» GOAL OF THE EXERCISE
Copy out the listing that follows, exact in every word, and skip the images.

** START DATA ENTRIES **

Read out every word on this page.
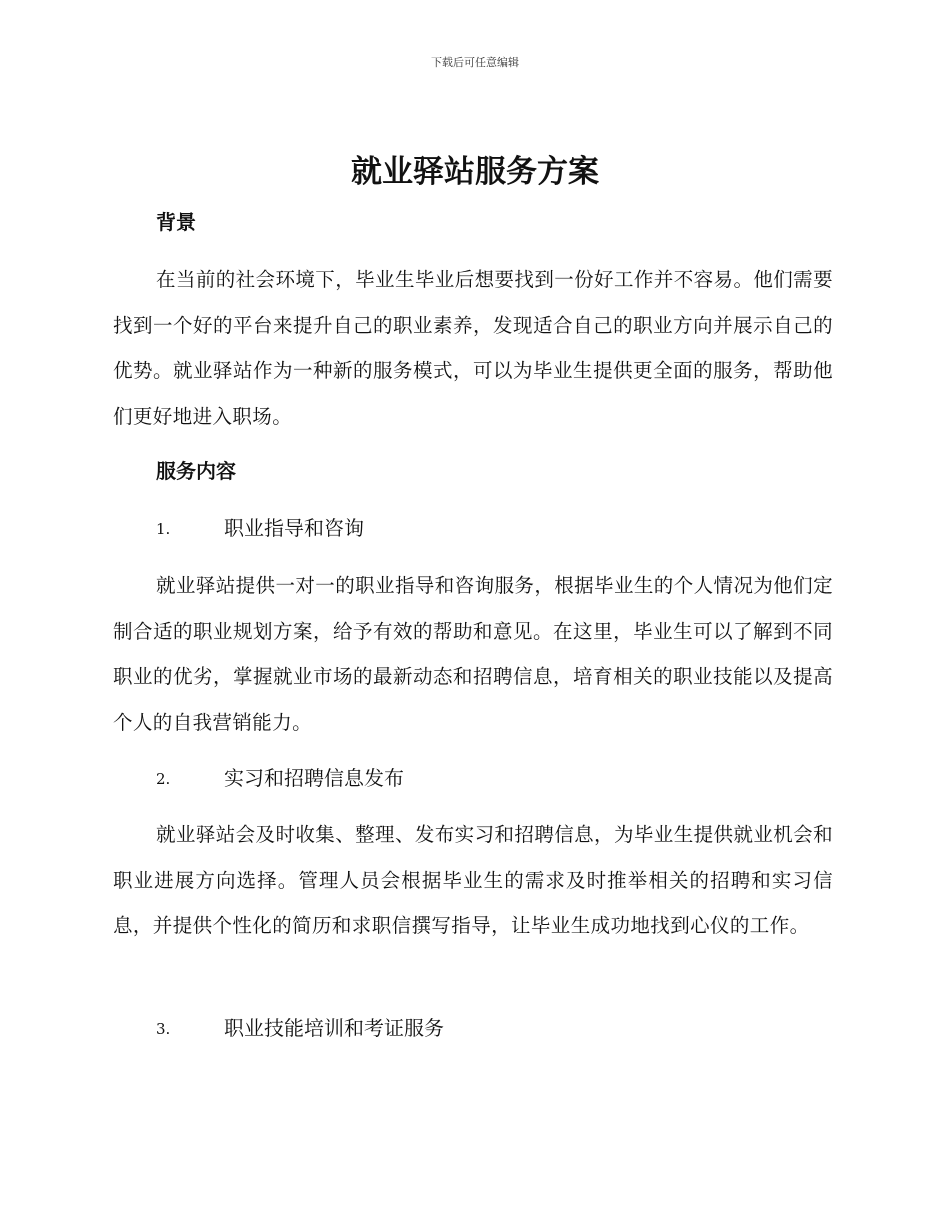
下载后可任意编辑
就业驿站服务方案
背景

在当前的社会环境下，毕业生毕业后想要找到一份好工作并不容易。他们需要找到一个好的平台来提升自己的职业素养，发现适合自己的职业方向并展示自己的优势。就业驿站作为一种新的服务模式，可以为毕业生提供更全面的服务，帮助他们更好地进入职场。

服务内容
1.	职业指导和咨询

就业驿站提供一对一的职业指导和咨询服务，根据毕业生的个人情况为他们定制合适的职业规划方案，给予有效的帮助和意见。在这里，毕业生可以了解到不同职业的优劣，掌握就业市场的最新动态和招聘信息，培育相关的职业技能以及提高个人的自我营销能力。

2.	实习和招聘信息发布

就业驿站会及时收集、整理、发布实习和招聘信息，为毕业生提供就业机会和职业进展方向选择。管理人员会根据毕业生的需求及时推举相关的招聘和实习信息，并提供个性化的简历和求职信撰写指导，让毕业生成功地找到心仪的工作。

3.	职业技能培训和考证服务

** END DATA ENTRIES **

» FINAL ANSWER
Read out every word on this page.
下载后可任意编辑
就业驿站服务方案
背景

在当前的社会环境下，毕业生毕业后想要找到一份好工作并不容易。他们需要找到一个好的平台来提升自己的职业素养，发现适合自己的职业方向并展示自己的优势。就业驿站作为一种新的服务模式，可以为毕业生提供更全面的服务，帮助他们更好地进入职场。

服务内容
1.	职业指导和咨询

就业驿站提供一对一的职业指导和咨询服务，根据毕业生的个人情况为他们定制合适的职业规划方案，给予有效的帮助和意见。在这里，毕业生可以了解到不同职业的优劣，掌握就业市场的最新动态和招聘信息，培育相关的职业技能以及提高个人的自我营销能力。

2.	实习和招聘信息发布

就业驿站会及时收集、整理、发布实习和招聘信息，为毕业生提供就业机会和职业进展方向选择。管理人员会根据毕业生的需求及时推举相关的招聘和实习信息，并提供个性化的简历和求职信撰写指导，让毕业生成功地找到心仪的工作。

3.	职业技能培训和考证服务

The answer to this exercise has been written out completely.